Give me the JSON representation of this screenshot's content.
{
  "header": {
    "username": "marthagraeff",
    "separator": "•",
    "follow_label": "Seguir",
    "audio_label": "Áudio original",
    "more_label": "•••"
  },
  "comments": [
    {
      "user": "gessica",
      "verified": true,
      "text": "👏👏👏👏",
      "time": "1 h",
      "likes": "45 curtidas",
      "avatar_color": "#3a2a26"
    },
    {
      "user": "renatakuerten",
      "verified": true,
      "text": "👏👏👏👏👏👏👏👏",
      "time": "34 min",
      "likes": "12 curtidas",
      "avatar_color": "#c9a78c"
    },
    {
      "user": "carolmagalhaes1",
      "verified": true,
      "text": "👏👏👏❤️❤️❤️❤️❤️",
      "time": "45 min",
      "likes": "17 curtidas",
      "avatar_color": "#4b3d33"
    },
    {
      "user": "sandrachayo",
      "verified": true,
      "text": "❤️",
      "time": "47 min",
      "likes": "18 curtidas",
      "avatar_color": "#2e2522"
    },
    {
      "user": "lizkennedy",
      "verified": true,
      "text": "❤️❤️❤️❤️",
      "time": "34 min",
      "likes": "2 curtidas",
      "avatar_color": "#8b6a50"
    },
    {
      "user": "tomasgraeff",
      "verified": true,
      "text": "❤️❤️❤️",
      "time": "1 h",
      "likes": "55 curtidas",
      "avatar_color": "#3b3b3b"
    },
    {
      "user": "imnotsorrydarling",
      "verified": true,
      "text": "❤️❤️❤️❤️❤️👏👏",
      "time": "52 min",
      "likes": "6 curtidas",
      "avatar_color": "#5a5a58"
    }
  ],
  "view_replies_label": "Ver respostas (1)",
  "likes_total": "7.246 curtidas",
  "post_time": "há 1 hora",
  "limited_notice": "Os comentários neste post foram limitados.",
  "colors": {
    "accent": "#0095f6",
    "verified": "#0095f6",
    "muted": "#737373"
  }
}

___

■ **PROBLEM STATEMENT**: Your answer should be a single number: how many lines of the material contain the word "curtidas".

■ **SOLUTION TO THIS PROBLEM**: 8